■ TO BE DONE
Repeat every line exactly, keeping the pictures out of the copy.

☆ ☆ ☆ ☆ ☆

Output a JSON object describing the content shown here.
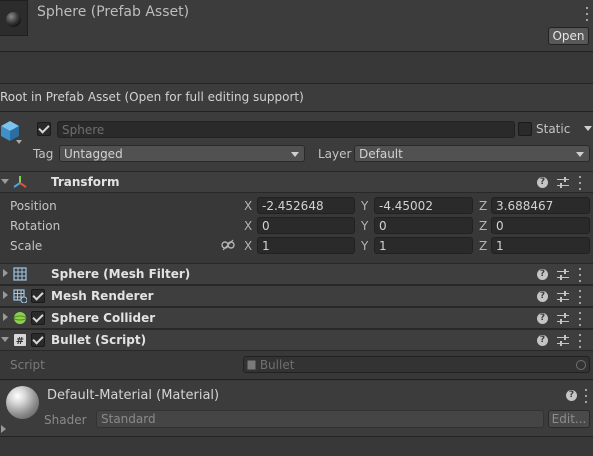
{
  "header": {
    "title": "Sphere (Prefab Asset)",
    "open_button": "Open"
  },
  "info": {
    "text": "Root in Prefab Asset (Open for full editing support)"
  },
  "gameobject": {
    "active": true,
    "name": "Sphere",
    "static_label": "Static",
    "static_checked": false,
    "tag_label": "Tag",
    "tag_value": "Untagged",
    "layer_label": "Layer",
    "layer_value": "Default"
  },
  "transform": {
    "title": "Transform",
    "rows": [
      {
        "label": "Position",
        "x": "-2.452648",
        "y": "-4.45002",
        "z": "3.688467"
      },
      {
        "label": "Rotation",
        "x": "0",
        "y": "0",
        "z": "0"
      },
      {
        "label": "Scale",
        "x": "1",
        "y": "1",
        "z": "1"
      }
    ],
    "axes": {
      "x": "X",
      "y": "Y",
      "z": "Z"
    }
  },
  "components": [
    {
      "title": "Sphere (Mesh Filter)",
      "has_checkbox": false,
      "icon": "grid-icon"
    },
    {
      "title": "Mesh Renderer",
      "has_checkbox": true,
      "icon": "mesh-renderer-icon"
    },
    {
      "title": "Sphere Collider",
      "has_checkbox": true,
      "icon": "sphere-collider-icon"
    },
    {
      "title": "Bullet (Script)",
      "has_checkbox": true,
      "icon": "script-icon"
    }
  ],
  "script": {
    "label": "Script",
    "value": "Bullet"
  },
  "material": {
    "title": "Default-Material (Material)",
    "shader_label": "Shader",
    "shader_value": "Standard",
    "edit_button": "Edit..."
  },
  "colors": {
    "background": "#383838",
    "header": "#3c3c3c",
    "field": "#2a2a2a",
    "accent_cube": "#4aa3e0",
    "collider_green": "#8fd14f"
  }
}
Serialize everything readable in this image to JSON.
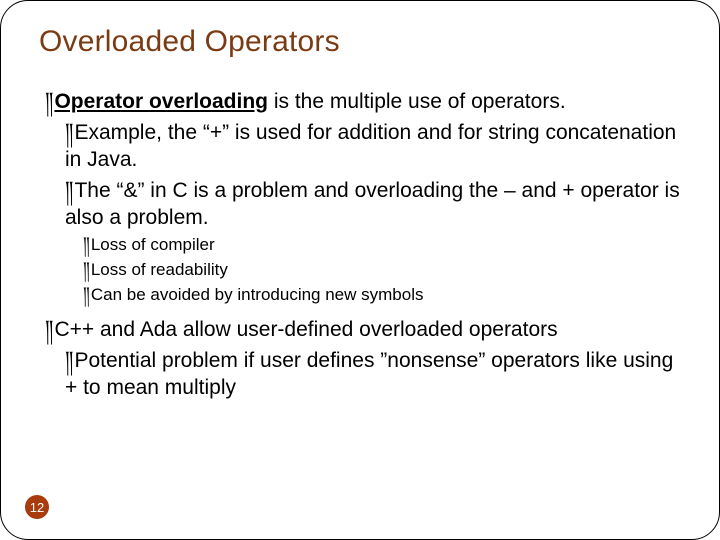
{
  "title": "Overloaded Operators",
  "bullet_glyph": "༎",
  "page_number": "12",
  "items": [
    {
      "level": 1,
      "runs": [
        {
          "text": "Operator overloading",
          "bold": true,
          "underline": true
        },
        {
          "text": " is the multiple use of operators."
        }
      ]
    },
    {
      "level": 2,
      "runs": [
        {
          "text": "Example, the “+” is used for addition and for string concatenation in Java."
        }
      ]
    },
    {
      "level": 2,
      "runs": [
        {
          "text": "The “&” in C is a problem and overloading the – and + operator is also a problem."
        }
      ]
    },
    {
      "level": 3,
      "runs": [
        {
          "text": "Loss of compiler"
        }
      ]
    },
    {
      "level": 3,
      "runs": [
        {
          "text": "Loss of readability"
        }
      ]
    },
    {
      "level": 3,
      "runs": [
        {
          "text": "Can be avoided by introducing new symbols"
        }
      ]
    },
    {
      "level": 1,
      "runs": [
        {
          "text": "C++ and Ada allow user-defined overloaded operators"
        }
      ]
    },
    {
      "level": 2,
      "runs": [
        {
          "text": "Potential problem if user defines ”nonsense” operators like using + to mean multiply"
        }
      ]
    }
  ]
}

☆ ☆ ☆ ☆ ☆

■ SOLUTION TO THE PROBLEM
Output a JSON object describing the content shown here.
{
  "header": {
    "title": "Sphere (Prefab Asset)",
    "open_button": "Open"
  },
  "info": {
    "text": "Root in Prefab Asset (Open for full editing support)"
  },
  "gameobject": {
    "active": true,
    "name": "Sphere",
    "static_label": "Static",
    "static_checked": false,
    "tag_label": "Tag",
    "tag_value": "Untagged",
    "layer_label": "Layer",
    "layer_value": "Default"
  },
  "transform": {
    "title": "Transform",
    "rows": [
      {
        "label": "Position",
        "x": "-2.452648",
        "y": "-4.45002",
        "z": "3.688467"
      },
      {
        "label": "Rotation",
        "x": "0",
        "y": "0",
        "z": "0"
      },
      {
        "label": "Scale",
        "x": "1",
        "y": "1",
        "z": "1"
      }
    ],
    "axes": {
      "x": "X",
      "y": "Y",
      "z": "Z"
    }
  },
  "components": [
    {
      "title": "Sphere (Mesh Filter)",
      "has_checkbox": false,
      "icon": "grid-icon"
    },
    {
      "title": "Mesh Renderer",
      "has_checkbox": true,
      "icon": "mesh-renderer-icon"
    },
    {
      "title": "Sphere Collider",
      "has_checkbox": true,
      "icon": "sphere-collider-icon"
    },
    {
      "title": "Bullet (Script)",
      "has_checkbox": true,
      "icon": "script-icon"
    }
  ],
  "script": {
    "label": "Script",
    "value": "Bullet"
  },
  "material": {
    "title": "Default-Material (Material)",
    "shader_label": "Shader",
    "shader_value": "Standard",
    "edit_button": "Edit..."
  },
  "colors": {
    "background": "#383838",
    "header": "#3c3c3c",
    "field": "#2a2a2a",
    "accent_cube": "#4aa3e0",
    "collider_green": "#8fd14f"
  }
}
Serialize everything readable in this image to JSON.
{
  "title": "Overloaded Operators",
  "bullet_glyph": "༎",
  "page_number": "12",
  "items": [
    {
      "level": 1,
      "runs": [
        {
          "text": "Operator overloading",
          "bold": true,
          "underline": true
        },
        {
          "text": " is the multiple use of operators."
        }
      ]
    },
    {
      "level": 2,
      "runs": [
        {
          "text": "Example, the “+” is used for addition and for string concatenation in Java."
        }
      ]
    },
    {
      "level": 2,
      "runs": [
        {
          "text": "The “&” in C is a problem and overloading the – and + operator is also a problem."
        }
      ]
    },
    {
      "level": 3,
      "runs": [
        {
          "text": "Loss of compiler"
        }
      ]
    },
    {
      "level": 3,
      "runs": [
        {
          "text": "Loss of readability"
        }
      ]
    },
    {
      "level": 3,
      "runs": [
        {
          "text": "Can be avoided by introducing new symbols"
        }
      ]
    },
    {
      "level": 1,
      "runs": [
        {
          "text": "C++ and Ada allow user-defined overloaded operators"
        }
      ]
    },
    {
      "level": 2,
      "runs": [
        {
          "text": "Potential problem if user defines ”nonsense” operators like using + to mean multiply"
        }
      ]
    }
  ]
}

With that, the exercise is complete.